* **ЗАДАНИЕ 1**: Перепишите фрагмент текста о переложениях церковных мелодий между словами "Переложения Турчанинова пользовались" и "не заменимые другими49." включительно, заменив "современников" на "слушателей".
* **ЗАДАНИЕ 2**: Напишите продолжение текста о переложениях церковных мелодий, начав сразу после его последнего предложения.

* **ДОКУМЕНТ**:
══════

Другое направление имело целью в гармонических переложениях по возможности сохранить церковные мелодии неприкосновенными. Представителем его был прот. Турчанинов. Особенности его переложений состояли в следующем: а) церковная мелодия исполнялась одним голосом хора (обыкновенно альтом) и повторялась параллельно терцией выше другим голосом (обыкновенно дискантом), вследствие чего становилась очень ясной для слушателя; б) в переложениях ритм и такт симметрический, но иногда и в одном и том же песнопении не везде одинаков. В видах более точного сохранения церковной мелодий такт в 4/4 иногда сменяется тактом в 6/4; в) гармония, а нередко и голосоведение отличается широким регистром. В то время, как альт и дискант находятся в пределах своих высоких степеней (соль и ми♭), бас отстоит от них на две с половиной октавы вниз (си♭), как наприм., в задостойнике на св. Пятидесятницу в словах: матеродевственная слово и проч.; г) допускается разнообразие голосов, исполняющих церковную мелодию и повторяющих ее, нередко в продолжении одного и того же песнопения. Церковная мелодия преимущественно отдается второму голосу (альту), а иногда почти вся находится в басе. В первом случае, она повторяется дискантом, а иногда басом, во втором – то в альте, то в теноре, то в дисканте.

Переложения Турчанинова пользовались особенным уважением современников, вей разрешены Святейшим Синдом для употребления в храме при богослужении48, а многие из них и доныне употребляются на клиросах Русской Церкви, как не заменимые другими49.

По отзыву А. Ф. Львова, переложения церковных мелодий, примененных к прозаической речи, в гармонические с музыкальным ритмом и тактом, доставляя много затруднений перелагателям, достигали ничтожных результатов, – «выходило пение, удовлетворяющее привычным законам музыкального ритма, но пение отрешалось от молитвы, и тесная связь между словом и пением разрушалась. Сочинители для выполнения музыкальных условий принуждены бывали прибегать к разным натяжкам, допускали излишнее повторение слов, неуместное протяжение их, а что хуже всего, неодновременное произношение их певчими, от чего речь затемнялась, терялась не только сила, но исчезал нередко и самый смысл её, и молящийся лишался возможности уразуметь, какие слова поются. Таким образом, заблуждались те, которые думали привести древние напевы нашей Церкви в единообразный такт, и труд их мог способствовать разве (что) к умалению красоты и речи, и напева»50. Подобный же сему отзыв дал высокопреосвященнейший Филарет митрополит Московский и о придворном напеве. «Придворное пение, пишет он, имеет свое признанное достоинство и свою славу. Однако любящий и знающий древнее церковное пение может сказать, что некоторые части придворного пения сохранили близость к духу и характеру древнего церковного пения, а некоторые от перелагателей потерпели изменение не к лучшему»51. «Придворный напев, по выражению о. прот. Д. В. Разумовского, утратил в себе древнее различие церковных гласов и не содержите осмогласия в полной силе»52.

══════

* **ИСХОДНЫЕ МАТЕРИАЛЫ**:
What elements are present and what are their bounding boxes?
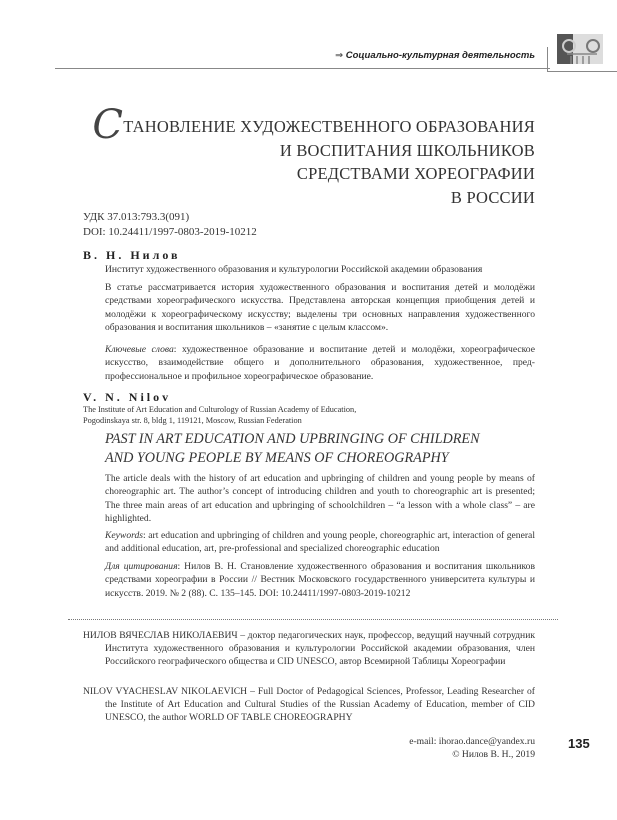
title-line: В РОССИИ — [450, 187, 535, 207]
title-en — [105, 430, 480, 468]
title-line: СРЕДСТВАМИ ХОРЕОГРАФИИ — [296, 164, 535, 183]
affiliation-ru: Институт художественного образования и культурологии Российской академии образования — [105, 264, 483, 275]
author-ru: В. Н. Нилов — [83, 248, 181, 262]
abstract-ru: В статье рассматривается история художественного образования и воспитания детей и молодёжи средствами хореографического искусства. Представлена авторская концепция приобщения детей и молодёжи к хореографическому искусству; выделены три основных направления художественного образования и воспитания школьников – «занятие с целым классом». — [105, 282, 535, 334]
dotted-divider — [68, 619, 558, 620]
article-title — [92, 102, 535, 209]
keywords-label: Ключевые слова — [105, 344, 174, 355]
doi: DOI: 10.24411/1997-0803-2019-10212 — [83, 226, 257, 238]
citation — [105, 560, 535, 600]
title-initial: С — [92, 102, 124, 148]
citation-text: : Нилов В. Н. Становление художественного образования и воспитания школьников средствами хореографии в России // Вестник Московского государственного университета культуры и искусств. 2019. № 2 (88). С. 135–145. DOI: 10.24411/1997-0803-2019-10212 — [105, 561, 535, 599]
section-title: Социально-культурная деятельность — [345, 50, 535, 61]
keywords-en — [105, 529, 535, 556]
citation-label: Для цитирования — [105, 561, 178, 572]
affiliation-en: The Institute of Art Education and Culturology of Russian Academy of Education, — [83, 405, 357, 414]
keywords-label: Keywords — [105, 530, 144, 541]
copyright: © Нилов В. Н., 2019 — [452, 749, 535, 760]
author-en: V. N. Nilov — [83, 390, 172, 404]
udc: УДК 37.013:793.3(091) — [83, 211, 190, 223]
arrow-icon: ⇒ — [335, 50, 344, 61]
header-frame-line — [547, 47, 548, 71]
author-bio-en: NILOV VYACHESLAV NIKOLAEVICH – Full Doctor of Pedagogical Sciences, Professor, Leading Researcher of the Institute of Art Education and Cultural Studies of the Russian Academy of Education, member of CID UNESCO, the author WORLD OF TABLE CHOREOGRAPHY — [83, 686, 535, 723]
author-bio-ru: НИЛОВ ВЯЧЕСЛАВ НИКОЛАЕВИЧ – доктор педагогических наук, профессор, ведущий научный сотрудник Института художественного образования и культурологии Российской академии образования, член Российского географического общества и CID UNESCO, автор Всемирной Таблицы Хореографии — [83, 630, 535, 667]
page-number: 135 — [568, 736, 590, 751]
title-en-line: PAST IN ART EDUCATION AND UPBRINGING OF CHILDREN — [105, 431, 480, 447]
keywords-ru — [105, 343, 535, 383]
author-email[interactable]: e-mail: ihorao.dance@yandex.ru — [409, 736, 535, 747]
title-line: ТАНОВЛЕНИЕ ХУДОЖЕСТВЕННОГО ОБРАЗОВАНИЯ — [123, 117, 535, 136]
title-line: И ВОСПИТАНИЯ ШКОЛЬНИКОВ — [279, 140, 535, 160]
keywords-text: : art education and upbringing of children and young people, choreographic art, interaction of general and additional education, art, pre-professional and specialized choreographic education — [105, 530, 535, 555]
abstract-en: The article deals with the history of art education and upbringing of children and young people by means of choreographic art. The author’s concept of introducing children and youth to choreographic art is presented; The three main areas of art education and upbringing of schoolchildren – “a lesson with a whole class” – are highlighted. — [105, 473, 535, 525]
affiliation-address: Pogodinskaya str. 8, bldg 1, 119121, Moscow, Russian Federation — [83, 416, 302, 425]
header-frame-line — [547, 71, 617, 72]
keywords-text: : художественное образование и воспитание детей и молодёжи, хореографическое искусство, взаимодействие общего и дополнительного образования, художественное, предпрофессиональное и профильное хореографическое образование. — [105, 344, 535, 382]
ionic-column-capital-icon — [557, 34, 603, 64]
title-en-line: AND YOUNG PEOPLE BY MEANS OF CHOREOGRAPHY — [105, 450, 449, 466]
header-rule — [55, 68, 550, 69]
running-header — [335, 50, 535, 61]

══════

* **ИТОГОВЫЙ ОТВЕТ 1**:
Переложения Турчанинова пользовались особенным уважением слушателей, вей разрешены Святейшим Синдом для употребления в храме при богослужении48, а многие из них и доныне употребляются на клиросах Русской Церкви, как не заменимые другими49.

* **ИТОГОВЫЙ ОТВЕТ 2**:
Во второй четверти текущего столетия и в церковном законодательстве (Указы Св. Синода), и в трудах перелагателей церковных напевов заметно стремление к сохранению и восстановлению церковных мелодий в более или менее точном их древнем виде и к уменьшению значения в церковном пении западной музыки. Еще в 1836 году Государь Император, поручая своих певчих М. Н. Глинке выразил желание, чтобы они не были итальянцами. Но Глинка, при всем желании своем, не мог исполнить в точности волю Государя53. В этот же период времени последовало неоднократное подтверждение Указа 1816 г.54, равно как и другие распоряжения, клонящиеся к ограждению церковного пения от произведение не соответствующих духу и характеру православного богослужения. Сюда относятся: подтверждение авторитета Синодальных изданий 1772 г. как основных изданий церковного русского пения; распоряжение об употреблении при богослужебном пении только печатных нот и воспрещение петь в церкви по рукописным нотным тетрадям; дозволение печатать партесные произведения известных сочинителей только с одобрения директора придворной певческой капеллы (Указы Св. Синода: 4 сент. 1846 г., 26 мая 1850 г., 20 авг. 1852 г,, 21 сент. 1852 г., 12 сент. 1869 г.); поручение обучать хоры только лицам получившим аттестаты от придворной капеллы (Ук. 30 июня 1849 и 26 мая 1850 г.); недопущение пения концертов на литургии вместо причастного стиха (Ук. 19 апр. 1850 г.); дозволение в древних монастырях и церквах в присутствии Высочайших Особ петь искони ведущиеся там особые древние напевы (Ук. 23 июня 1853 г.; 4 янв. 1836 г.; 31 мая 1833 г.); собрание из всех епархий в капеллу партитурных копий с ненапечатанных переложений простого напева стихир, ирмосов, антифонов и богородичных и проч. (Ук. 10 дек. 1846 г.).

Сама капелла предположила в своих переложениях: а) сохранить мелодию церковного пения в том самом виде, в каком она изложена в нотных книгах, издаваемых по благословению Св. Синода; б) положить ее на четыре голоса, и при этом следовать свободному, не симметричному ритму. Эта последняя мысль тщательно обработана А. Ф. Львовым в его сочинении «О свободном, или не симметричном, ритме»55. По Высочайшему повелению (1846‒1848 г.) капеллой издании в переложении на четыре голоса:

1) Октоих нотного пения, знаменного распева, по содержанию своему сходный с нотным Октоихом Синодального издания; 2) Обиход нотного церковного пения, имевший потом более 12 изданий, в 2-х частях; 3) Сокращенный Ирмологий знаменного распева, заключавший в себе воскресные ирмосы всех восьми гласов и ирмосы двунадесяти Господских и Богородичных праздников; 4) Ирмосы воскресные, Господским, Богородичным и иным нарочитым праздникам, греческого распева56; 5) Ирмосы всей великой Четыредесятницы и Страстной седмицы, сокращенного греческого распева; 6) Воскресные утренние антифоны, греческого распева; 7) Утреня, греческого напева, заключающая в себе также песнопения великой вечерни и великого повечерия и сверх греческого распева еще распевы знаменный и киевский57.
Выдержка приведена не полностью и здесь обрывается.